EXTRACTED ENTRIES:

------------------------------------

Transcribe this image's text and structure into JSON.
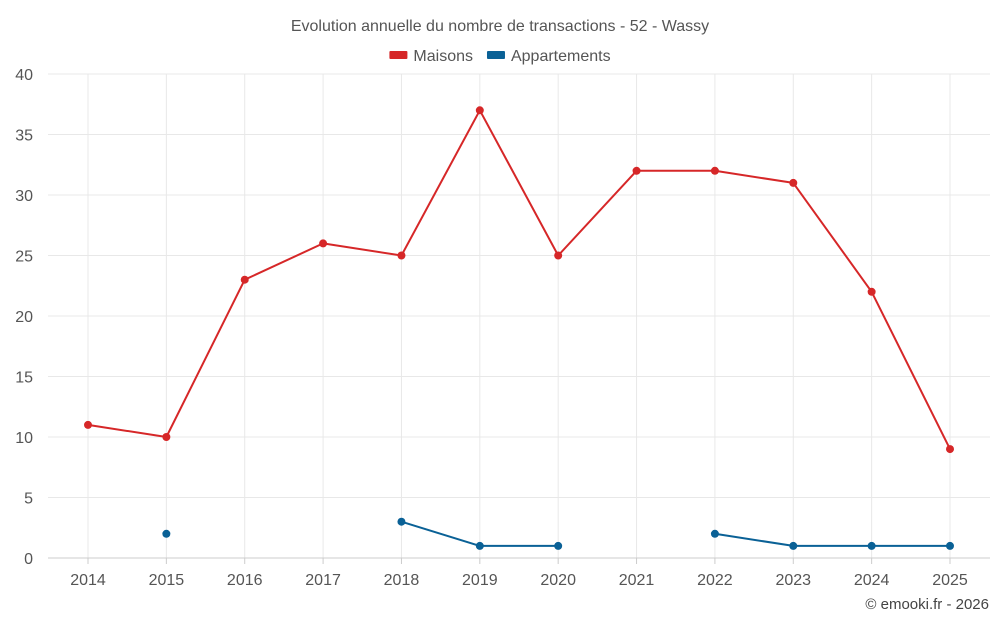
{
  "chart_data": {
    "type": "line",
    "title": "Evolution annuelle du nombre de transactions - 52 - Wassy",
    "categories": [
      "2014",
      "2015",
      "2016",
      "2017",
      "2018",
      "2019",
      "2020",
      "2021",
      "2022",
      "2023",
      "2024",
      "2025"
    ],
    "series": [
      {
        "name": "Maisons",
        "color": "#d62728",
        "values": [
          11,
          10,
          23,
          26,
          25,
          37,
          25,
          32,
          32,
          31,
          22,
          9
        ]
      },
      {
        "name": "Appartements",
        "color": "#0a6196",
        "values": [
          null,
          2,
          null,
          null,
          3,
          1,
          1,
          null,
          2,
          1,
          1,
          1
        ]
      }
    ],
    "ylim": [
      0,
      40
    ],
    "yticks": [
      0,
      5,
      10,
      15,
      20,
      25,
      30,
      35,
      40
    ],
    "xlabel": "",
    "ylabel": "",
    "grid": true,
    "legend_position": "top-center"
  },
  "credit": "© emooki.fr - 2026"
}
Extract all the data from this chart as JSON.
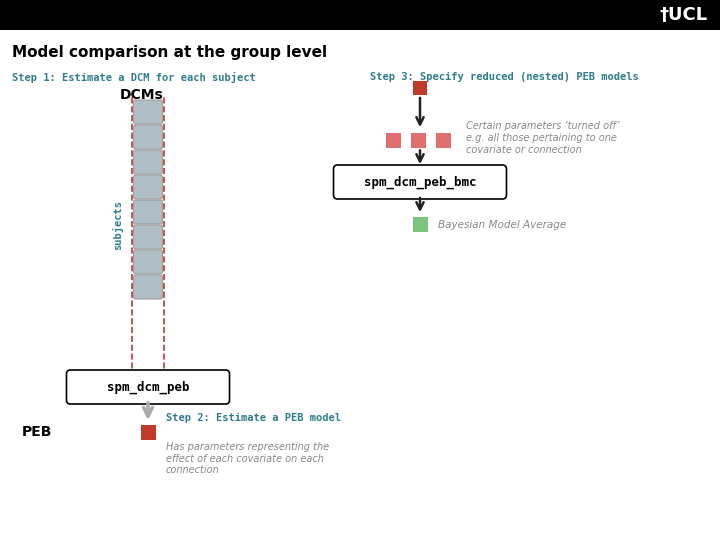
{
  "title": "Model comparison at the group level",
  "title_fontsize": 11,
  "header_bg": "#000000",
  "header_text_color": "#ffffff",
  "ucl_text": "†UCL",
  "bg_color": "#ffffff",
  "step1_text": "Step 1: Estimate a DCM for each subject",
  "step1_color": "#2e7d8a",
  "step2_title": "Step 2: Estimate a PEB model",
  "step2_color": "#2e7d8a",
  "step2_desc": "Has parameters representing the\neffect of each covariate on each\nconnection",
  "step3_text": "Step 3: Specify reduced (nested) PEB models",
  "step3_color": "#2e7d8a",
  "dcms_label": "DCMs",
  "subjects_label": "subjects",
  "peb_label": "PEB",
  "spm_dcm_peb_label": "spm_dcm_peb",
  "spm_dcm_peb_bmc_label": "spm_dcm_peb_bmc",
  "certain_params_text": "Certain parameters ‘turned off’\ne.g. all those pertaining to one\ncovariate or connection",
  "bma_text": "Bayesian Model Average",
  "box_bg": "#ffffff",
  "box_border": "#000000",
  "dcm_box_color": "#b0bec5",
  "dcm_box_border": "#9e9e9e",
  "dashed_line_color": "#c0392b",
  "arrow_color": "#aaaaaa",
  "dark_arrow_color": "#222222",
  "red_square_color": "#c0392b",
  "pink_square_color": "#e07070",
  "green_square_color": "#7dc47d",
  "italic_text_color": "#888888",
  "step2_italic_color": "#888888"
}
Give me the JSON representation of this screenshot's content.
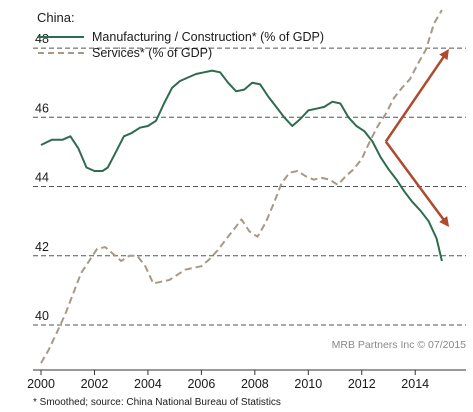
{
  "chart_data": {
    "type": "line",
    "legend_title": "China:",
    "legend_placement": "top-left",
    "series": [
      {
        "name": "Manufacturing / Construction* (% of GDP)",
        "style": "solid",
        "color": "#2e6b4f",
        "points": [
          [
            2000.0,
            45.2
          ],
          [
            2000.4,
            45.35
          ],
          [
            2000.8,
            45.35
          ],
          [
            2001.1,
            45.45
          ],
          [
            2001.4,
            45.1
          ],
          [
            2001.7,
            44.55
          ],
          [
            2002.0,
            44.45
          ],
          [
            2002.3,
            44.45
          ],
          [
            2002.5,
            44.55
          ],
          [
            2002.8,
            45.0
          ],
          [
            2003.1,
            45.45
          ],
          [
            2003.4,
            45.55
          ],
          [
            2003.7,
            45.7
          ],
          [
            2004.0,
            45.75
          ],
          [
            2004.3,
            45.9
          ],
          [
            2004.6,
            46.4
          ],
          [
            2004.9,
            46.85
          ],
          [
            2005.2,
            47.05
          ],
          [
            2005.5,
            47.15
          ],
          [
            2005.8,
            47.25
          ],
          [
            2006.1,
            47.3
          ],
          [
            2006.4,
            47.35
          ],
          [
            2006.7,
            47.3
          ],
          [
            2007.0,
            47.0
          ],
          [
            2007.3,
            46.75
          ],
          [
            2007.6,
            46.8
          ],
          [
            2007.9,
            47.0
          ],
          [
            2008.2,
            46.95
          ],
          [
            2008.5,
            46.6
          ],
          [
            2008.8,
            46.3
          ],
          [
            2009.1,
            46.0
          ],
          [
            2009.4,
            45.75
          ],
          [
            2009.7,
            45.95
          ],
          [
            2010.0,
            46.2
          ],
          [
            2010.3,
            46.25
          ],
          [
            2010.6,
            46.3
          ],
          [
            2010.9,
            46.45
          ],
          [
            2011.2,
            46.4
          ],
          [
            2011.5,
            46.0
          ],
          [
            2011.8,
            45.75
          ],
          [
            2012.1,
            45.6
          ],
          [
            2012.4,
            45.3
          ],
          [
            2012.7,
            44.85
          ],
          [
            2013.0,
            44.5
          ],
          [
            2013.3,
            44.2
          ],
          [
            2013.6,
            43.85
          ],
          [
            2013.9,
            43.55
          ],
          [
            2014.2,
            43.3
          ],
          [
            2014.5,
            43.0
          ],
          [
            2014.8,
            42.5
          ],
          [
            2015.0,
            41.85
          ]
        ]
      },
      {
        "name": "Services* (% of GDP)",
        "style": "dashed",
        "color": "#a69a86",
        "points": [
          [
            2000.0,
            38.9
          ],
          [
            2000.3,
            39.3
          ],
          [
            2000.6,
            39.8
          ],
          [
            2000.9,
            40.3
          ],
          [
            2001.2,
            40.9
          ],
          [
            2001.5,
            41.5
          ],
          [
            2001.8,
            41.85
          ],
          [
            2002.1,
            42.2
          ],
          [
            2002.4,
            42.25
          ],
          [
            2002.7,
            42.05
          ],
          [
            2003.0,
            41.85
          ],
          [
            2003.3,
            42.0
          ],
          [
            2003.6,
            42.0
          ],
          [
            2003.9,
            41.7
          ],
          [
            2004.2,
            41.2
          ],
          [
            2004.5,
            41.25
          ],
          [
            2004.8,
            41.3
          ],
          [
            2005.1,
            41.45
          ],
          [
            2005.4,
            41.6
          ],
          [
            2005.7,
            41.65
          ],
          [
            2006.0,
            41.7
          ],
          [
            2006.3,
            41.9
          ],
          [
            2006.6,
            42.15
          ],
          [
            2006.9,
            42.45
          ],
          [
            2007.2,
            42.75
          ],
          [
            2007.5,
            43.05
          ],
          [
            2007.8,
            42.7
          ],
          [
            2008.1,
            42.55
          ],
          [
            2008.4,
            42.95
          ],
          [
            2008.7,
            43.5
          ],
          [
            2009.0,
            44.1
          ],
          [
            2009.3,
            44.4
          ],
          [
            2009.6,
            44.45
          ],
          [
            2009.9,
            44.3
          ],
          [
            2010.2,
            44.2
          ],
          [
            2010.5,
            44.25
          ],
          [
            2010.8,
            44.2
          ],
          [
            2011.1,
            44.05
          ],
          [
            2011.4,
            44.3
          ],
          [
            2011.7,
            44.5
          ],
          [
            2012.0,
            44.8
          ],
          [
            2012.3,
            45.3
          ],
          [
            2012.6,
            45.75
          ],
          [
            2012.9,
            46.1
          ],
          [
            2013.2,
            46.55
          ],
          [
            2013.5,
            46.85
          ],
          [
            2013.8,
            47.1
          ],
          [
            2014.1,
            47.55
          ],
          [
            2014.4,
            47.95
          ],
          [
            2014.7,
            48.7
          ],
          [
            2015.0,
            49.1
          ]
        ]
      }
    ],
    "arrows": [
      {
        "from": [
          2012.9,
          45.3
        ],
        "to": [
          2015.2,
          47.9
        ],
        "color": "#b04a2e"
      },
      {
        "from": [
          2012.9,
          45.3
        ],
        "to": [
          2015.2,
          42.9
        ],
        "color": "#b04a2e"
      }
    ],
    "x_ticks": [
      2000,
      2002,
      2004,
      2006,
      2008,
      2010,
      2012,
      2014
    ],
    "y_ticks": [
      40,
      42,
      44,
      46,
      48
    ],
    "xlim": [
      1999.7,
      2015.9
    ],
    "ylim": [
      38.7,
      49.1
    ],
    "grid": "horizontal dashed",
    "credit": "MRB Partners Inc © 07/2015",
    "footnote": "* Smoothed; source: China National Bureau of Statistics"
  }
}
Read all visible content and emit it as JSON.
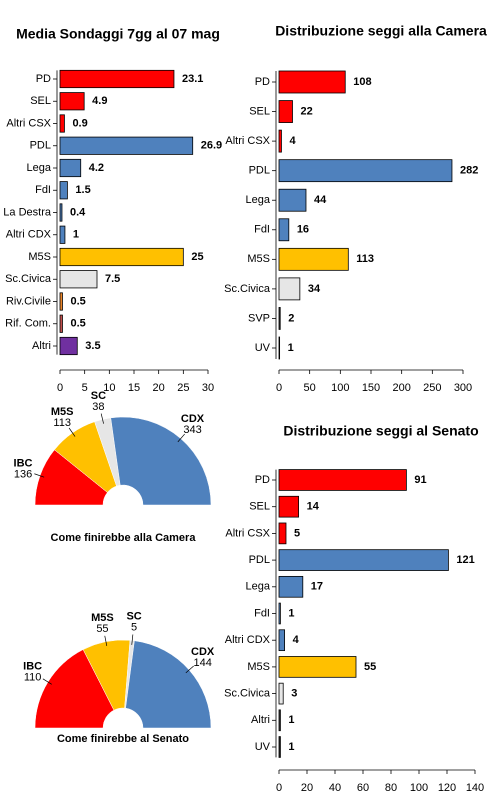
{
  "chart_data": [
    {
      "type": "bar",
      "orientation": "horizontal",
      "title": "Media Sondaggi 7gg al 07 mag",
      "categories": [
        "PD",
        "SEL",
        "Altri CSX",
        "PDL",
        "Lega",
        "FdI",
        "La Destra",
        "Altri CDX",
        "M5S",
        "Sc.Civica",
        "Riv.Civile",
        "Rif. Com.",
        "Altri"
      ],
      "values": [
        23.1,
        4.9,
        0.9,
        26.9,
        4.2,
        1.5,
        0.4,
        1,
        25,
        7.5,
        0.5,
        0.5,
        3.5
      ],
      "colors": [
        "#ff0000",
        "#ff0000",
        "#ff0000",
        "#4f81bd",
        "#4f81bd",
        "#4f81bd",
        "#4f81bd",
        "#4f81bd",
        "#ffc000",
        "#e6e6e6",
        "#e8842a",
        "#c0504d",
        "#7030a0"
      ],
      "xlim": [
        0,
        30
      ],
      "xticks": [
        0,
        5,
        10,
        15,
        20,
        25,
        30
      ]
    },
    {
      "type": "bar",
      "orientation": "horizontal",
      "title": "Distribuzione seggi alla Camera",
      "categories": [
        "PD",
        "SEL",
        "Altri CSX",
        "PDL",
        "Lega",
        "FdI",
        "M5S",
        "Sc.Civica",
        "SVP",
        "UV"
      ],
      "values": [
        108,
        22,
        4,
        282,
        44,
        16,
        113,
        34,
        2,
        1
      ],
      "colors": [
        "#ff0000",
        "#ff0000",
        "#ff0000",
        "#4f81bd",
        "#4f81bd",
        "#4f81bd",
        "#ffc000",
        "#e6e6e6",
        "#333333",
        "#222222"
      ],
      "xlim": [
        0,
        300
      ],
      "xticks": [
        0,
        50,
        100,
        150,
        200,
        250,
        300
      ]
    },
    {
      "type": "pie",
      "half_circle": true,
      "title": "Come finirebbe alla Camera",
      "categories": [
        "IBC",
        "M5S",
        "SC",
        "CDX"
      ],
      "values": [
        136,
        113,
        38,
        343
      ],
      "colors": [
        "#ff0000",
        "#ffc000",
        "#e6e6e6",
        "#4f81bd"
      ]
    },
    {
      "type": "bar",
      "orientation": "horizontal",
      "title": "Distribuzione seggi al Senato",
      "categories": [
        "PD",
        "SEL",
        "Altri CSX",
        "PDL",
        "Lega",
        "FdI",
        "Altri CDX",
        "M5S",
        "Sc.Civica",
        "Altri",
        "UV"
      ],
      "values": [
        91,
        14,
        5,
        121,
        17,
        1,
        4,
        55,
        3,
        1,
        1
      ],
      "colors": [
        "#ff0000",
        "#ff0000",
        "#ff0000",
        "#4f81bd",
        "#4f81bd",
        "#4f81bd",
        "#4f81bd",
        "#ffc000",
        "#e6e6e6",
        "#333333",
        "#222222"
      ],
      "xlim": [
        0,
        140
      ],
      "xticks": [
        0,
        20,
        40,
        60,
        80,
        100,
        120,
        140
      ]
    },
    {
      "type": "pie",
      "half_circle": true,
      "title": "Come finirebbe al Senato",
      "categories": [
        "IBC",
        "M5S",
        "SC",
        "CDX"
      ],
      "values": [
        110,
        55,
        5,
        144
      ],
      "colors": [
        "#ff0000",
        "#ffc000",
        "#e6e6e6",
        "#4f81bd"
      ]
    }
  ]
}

------------------------------------

Gather from the entries above all lines that include the string "Distribuzione".

      "title": "Distribuzione seggi alla Camera",
      "title": "Distribuzione seggi al Senato",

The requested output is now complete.